Select the lines below containing the word "dụng".
* BEGIN *
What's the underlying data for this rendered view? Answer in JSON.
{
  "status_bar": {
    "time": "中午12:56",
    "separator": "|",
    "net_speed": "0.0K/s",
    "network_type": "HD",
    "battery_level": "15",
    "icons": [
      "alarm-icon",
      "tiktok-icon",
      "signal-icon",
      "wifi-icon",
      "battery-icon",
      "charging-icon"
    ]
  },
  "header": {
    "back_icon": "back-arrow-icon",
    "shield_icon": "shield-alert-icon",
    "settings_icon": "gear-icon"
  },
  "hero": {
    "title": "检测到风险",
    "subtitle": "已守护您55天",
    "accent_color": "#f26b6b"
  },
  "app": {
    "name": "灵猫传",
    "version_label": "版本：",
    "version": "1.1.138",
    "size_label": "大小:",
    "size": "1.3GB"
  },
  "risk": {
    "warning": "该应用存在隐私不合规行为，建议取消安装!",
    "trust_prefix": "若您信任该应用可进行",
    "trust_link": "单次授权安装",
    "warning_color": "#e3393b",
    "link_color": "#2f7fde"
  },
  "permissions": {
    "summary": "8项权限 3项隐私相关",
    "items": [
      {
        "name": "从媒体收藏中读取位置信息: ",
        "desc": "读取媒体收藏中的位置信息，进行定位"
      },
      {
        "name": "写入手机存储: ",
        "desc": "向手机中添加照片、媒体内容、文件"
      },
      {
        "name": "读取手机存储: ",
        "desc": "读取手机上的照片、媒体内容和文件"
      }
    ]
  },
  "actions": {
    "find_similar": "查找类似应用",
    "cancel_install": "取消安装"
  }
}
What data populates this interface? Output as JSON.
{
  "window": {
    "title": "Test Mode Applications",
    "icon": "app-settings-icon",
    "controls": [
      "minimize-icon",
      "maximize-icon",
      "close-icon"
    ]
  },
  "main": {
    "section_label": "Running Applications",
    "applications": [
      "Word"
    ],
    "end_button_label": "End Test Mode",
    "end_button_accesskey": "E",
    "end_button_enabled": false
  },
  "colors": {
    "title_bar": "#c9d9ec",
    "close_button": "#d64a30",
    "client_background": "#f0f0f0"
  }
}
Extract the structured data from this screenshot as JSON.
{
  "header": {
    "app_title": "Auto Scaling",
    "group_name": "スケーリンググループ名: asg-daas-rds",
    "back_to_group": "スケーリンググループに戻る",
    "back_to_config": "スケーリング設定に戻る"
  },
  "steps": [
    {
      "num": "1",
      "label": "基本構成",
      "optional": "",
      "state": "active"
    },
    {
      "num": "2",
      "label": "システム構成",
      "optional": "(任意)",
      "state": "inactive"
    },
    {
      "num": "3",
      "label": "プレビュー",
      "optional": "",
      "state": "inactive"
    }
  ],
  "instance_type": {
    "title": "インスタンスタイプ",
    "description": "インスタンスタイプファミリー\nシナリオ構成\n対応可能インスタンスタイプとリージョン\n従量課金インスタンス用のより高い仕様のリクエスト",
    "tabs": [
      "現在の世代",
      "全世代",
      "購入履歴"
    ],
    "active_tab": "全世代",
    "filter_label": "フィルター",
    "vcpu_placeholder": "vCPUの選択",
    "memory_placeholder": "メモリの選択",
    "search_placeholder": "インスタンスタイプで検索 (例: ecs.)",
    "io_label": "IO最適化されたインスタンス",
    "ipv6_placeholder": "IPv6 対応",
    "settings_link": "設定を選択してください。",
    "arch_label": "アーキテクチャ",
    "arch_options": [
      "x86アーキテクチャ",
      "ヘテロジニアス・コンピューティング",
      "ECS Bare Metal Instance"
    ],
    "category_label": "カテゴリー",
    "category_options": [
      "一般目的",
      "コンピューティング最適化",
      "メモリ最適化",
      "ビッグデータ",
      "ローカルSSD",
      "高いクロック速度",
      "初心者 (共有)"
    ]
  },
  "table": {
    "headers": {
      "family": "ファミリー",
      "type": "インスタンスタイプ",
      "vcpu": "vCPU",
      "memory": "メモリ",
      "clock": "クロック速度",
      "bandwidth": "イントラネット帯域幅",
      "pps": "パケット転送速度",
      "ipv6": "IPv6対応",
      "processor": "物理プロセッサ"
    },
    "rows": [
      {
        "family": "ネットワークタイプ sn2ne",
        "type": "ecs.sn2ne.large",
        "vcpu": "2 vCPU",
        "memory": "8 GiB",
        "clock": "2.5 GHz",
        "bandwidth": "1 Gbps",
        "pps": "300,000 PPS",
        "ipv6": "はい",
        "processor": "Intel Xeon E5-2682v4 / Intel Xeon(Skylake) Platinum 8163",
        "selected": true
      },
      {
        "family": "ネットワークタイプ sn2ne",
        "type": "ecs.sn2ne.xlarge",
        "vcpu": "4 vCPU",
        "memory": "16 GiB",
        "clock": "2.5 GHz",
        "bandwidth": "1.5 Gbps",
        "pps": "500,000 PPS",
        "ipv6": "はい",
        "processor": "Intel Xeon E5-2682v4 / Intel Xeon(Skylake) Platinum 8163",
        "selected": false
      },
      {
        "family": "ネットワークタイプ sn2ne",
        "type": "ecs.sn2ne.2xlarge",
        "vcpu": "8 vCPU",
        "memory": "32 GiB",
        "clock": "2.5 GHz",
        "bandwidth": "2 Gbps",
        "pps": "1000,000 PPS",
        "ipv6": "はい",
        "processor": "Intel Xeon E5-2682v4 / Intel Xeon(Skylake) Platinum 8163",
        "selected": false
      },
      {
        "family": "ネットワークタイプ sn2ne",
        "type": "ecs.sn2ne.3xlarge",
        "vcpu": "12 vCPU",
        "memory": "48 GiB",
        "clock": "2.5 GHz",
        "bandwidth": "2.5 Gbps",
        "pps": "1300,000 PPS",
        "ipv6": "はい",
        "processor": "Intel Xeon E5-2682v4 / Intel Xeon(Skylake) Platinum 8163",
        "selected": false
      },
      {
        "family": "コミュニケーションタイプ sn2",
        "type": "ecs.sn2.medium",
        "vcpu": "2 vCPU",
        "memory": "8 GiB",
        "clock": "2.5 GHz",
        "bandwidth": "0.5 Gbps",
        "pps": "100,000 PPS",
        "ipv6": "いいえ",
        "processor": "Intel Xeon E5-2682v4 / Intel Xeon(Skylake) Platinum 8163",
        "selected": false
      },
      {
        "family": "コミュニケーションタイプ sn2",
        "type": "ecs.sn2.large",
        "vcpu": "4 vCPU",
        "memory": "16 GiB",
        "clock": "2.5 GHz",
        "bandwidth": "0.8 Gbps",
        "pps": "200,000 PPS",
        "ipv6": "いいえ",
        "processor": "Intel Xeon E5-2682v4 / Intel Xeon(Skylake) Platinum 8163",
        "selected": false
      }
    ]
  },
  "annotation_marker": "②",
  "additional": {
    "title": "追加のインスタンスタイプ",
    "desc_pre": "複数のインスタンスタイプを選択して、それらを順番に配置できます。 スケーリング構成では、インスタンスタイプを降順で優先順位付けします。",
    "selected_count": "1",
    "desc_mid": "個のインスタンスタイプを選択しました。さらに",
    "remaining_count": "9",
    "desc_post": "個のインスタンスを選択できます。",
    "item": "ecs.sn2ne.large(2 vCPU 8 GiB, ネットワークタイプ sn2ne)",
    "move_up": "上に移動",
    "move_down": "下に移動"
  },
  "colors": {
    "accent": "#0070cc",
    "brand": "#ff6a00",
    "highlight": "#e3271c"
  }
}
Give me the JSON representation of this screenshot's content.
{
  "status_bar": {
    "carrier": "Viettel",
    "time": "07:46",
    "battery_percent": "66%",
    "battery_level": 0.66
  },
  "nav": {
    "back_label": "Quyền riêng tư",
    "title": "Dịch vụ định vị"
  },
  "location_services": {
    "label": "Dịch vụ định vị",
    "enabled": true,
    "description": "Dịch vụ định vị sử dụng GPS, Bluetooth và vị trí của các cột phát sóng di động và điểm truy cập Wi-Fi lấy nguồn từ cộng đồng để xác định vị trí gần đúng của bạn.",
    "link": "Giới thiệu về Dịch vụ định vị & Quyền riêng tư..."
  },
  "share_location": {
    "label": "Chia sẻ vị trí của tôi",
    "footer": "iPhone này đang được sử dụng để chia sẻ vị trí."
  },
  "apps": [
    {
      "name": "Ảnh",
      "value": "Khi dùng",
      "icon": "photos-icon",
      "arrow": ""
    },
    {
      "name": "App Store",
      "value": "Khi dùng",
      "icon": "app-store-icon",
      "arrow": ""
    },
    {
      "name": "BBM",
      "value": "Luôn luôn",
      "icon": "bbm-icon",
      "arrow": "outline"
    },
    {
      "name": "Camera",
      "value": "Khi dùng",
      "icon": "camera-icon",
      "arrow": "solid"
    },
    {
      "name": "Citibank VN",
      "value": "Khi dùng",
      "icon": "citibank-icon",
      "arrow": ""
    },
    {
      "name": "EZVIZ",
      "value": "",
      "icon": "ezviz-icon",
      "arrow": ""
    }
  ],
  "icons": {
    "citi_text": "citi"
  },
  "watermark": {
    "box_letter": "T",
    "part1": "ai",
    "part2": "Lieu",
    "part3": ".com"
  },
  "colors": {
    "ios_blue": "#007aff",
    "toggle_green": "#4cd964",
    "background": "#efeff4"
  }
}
* END *
• Answer below
    "description": "Dịch vụ định vị sử dụng GPS, Bluetooth và vị trí của các cột phát sóng di động và điểm truy cập Wi-Fi lấy nguồn từ cộng đồng để xác định vị trí gần đúng của bạn.",
    "footer": "iPhone này đang được sử dụng để chia sẻ vị trí."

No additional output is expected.